GIVEN PROBLEM - Can you restate the records below word for word?

* * * * *

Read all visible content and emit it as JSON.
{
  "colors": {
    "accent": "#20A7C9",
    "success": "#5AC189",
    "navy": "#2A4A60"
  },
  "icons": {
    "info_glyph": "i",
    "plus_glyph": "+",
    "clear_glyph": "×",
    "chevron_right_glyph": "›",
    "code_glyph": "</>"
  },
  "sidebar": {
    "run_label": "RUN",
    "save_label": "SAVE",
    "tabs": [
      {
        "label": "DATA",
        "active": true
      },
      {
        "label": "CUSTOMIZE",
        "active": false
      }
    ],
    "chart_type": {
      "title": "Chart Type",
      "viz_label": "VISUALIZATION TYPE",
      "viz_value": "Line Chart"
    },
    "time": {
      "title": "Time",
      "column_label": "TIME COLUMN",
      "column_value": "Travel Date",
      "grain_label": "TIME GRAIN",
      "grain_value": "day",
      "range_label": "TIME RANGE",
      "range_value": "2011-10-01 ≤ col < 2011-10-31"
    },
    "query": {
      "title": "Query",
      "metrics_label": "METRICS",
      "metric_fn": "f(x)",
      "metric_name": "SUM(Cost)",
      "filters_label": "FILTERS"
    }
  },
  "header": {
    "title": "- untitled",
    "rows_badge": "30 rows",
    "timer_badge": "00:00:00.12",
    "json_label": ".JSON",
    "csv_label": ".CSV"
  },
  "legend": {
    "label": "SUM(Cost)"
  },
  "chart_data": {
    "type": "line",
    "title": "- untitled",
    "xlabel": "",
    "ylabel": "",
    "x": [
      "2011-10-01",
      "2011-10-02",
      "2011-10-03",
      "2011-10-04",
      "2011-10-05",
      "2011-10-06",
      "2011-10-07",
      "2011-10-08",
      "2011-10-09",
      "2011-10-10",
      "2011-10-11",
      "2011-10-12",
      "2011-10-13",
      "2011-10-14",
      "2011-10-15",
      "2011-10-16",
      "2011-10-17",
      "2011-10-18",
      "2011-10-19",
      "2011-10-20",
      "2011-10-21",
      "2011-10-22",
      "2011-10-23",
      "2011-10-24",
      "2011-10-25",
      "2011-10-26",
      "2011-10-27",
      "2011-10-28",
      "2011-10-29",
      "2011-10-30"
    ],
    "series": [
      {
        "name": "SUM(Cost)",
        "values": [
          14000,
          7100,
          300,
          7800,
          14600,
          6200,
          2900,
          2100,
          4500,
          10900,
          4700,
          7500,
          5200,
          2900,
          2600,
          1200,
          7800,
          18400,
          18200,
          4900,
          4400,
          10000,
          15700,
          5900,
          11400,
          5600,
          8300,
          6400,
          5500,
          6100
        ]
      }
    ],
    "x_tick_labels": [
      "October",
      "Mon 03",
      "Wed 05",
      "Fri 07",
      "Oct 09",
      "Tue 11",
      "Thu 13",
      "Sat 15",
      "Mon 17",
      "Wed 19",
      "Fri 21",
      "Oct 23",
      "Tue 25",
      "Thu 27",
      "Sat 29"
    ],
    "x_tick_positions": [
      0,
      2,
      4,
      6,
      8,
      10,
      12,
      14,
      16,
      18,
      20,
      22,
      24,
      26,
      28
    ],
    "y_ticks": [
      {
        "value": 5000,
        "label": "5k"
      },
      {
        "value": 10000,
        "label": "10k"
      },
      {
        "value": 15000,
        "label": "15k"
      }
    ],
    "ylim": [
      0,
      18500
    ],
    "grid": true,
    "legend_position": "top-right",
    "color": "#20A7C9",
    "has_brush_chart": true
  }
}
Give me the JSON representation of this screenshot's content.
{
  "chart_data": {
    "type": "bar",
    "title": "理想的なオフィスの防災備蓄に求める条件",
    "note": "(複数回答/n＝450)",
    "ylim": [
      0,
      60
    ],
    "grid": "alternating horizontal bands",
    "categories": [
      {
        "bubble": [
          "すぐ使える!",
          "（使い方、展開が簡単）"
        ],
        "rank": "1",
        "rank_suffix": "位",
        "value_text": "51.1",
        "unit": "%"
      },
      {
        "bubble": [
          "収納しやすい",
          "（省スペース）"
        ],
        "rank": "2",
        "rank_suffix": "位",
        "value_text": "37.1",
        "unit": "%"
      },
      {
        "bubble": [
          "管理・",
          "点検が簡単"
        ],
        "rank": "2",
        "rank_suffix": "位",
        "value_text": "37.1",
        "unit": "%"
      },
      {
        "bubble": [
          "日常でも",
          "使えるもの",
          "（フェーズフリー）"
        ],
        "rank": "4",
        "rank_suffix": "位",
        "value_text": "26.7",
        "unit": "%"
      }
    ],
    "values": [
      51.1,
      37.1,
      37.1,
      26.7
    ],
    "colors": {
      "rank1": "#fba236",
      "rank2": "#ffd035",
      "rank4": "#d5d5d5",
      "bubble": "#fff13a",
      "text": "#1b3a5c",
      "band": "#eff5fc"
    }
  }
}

* * * * *

WRITTEN ANSWER -
Read all visible content and emit it as JSON.
{
  "colors": {
    "accent": "#20A7C9",
    "success": "#5AC189",
    "navy": "#2A4A60"
  },
  "icons": {
    "info_glyph": "i",
    "plus_glyph": "+",
    "clear_glyph": "×",
    "chevron_right_glyph": "›",
    "code_glyph": "</>"
  },
  "sidebar": {
    "run_label": "RUN",
    "save_label": "SAVE",
    "tabs": [
      {
        "label": "DATA",
        "active": true
      },
      {
        "label": "CUSTOMIZE",
        "active": false
      }
    ],
    "chart_type": {
      "title": "Chart Type",
      "viz_label": "VISUALIZATION TYPE",
      "viz_value": "Line Chart"
    },
    "time": {
      "title": "Time",
      "column_label": "TIME COLUMN",
      "column_value": "Travel Date",
      "grain_label": "TIME GRAIN",
      "grain_value": "day",
      "range_label": "TIME RANGE",
      "range_value": "2011-10-01 ≤ col < 2011-10-31"
    },
    "query": {
      "title": "Query",
      "metrics_label": "METRICS",
      "metric_fn": "f(x)",
      "metric_name": "SUM(Cost)",
      "filters_label": "FILTERS"
    }
  },
  "header": {
    "title": "- untitled",
    "rows_badge": "30 rows",
    "timer_badge": "00:00:00.12",
    "json_label": ".JSON",
    "csv_label": ".CSV"
  },
  "legend": {
    "label": "SUM(Cost)"
  },
  "chart_data": {
    "type": "line",
    "title": "- untitled",
    "xlabel": "",
    "ylabel": "",
    "x": [
      "2011-10-01",
      "2011-10-02",
      "2011-10-03",
      "2011-10-04",
      "2011-10-05",
      "2011-10-06",
      "2011-10-07",
      "2011-10-08",
      "2011-10-09",
      "2011-10-10",
      "2011-10-11",
      "2011-10-12",
      "2011-10-13",
      "2011-10-14",
      "2011-10-15",
      "2011-10-16",
      "2011-10-17",
      "2011-10-18",
      "2011-10-19",
      "2011-10-20",
      "2011-10-21",
      "2011-10-22",
      "2011-10-23",
      "2011-10-24",
      "2011-10-25",
      "2011-10-26",
      "2011-10-27",
      "2011-10-28",
      "2011-10-29",
      "2011-10-30"
    ],
    "series": [
      {
        "name": "SUM(Cost)",
        "values": [
          14000,
          7100,
          300,
          7800,
          14600,
          6200,
          2900,
          2100,
          4500,
          10900,
          4700,
          7500,
          5200,
          2900,
          2600,
          1200,
          7800,
          18400,
          18200,
          4900,
          4400,
          10000,
          15700,
          5900,
          11400,
          5600,
          8300,
          6400,
          5500,
          6100
        ]
      }
    ],
    "x_tick_labels": [
      "October",
      "Mon 03",
      "Wed 05",
      "Fri 07",
      "Oct 09",
      "Tue 11",
      "Thu 13",
      "Sat 15",
      "Mon 17",
      "Wed 19",
      "Fri 21",
      "Oct 23",
      "Tue 25",
      "Thu 27",
      "Sat 29"
    ],
    "x_tick_positions": [
      0,
      2,
      4,
      6,
      8,
      10,
      12,
      14,
      16,
      18,
      20,
      22,
      24,
      26,
      28
    ],
    "y_ticks": [
      {
        "value": 5000,
        "label": "5k"
      },
      {
        "value": 10000,
        "label": "10k"
      },
      {
        "value": 15000,
        "label": "15k"
      }
    ],
    "ylim": [
      0,
      18500
    ],
    "grid": true,
    "legend_position": "top-right",
    "color": "#20A7C9",
    "has_brush_chart": true
  }
}
Give me the JSON representation of this screenshot's content.
{
  "chart_data": {
    "type": "bar",
    "title": "理想的なオフィスの防災備蓄に求める条件",
    "note": "(複数回答/n＝450)",
    "ylim": [
      0,
      60
    ],
    "grid": "alternating horizontal bands",
    "categories": [
      {
        "bubble": [
          "すぐ使える!",
          "（使い方、展開が簡単）"
        ],
        "rank": "1",
        "rank_suffix": "位",
        "value_text": "51.1",
        "unit": "%"
      },
      {
        "bubble": [
          "収納しやすい",
          "（省スペース）"
        ],
        "rank": "2",
        "rank_suffix": "位",
        "value_text": "37.1",
        "unit": "%"
      },
      {
        "bubble": [
          "管理・",
          "点検が簡単"
        ],
        "rank": "2",
        "rank_suffix": "位",
        "value_text": "37.1",
        "unit": "%"
      },
      {
        "bubble": [
          "日常でも",
          "使えるもの",
          "（フェーズフリー）"
        ],
        "rank": "4",
        "rank_suffix": "位",
        "value_text": "26.7",
        "unit": "%"
      }
    ],
    "values": [
      51.1,
      37.1,
      37.1,
      26.7
    ],
    "colors": {
      "rank1": "#fba236",
      "rank2": "#ffd035",
      "rank4": "#d5d5d5",
      "bubble": "#fff13a",
      "text": "#1b3a5c",
      "band": "#eff5fc"
    }
  }
}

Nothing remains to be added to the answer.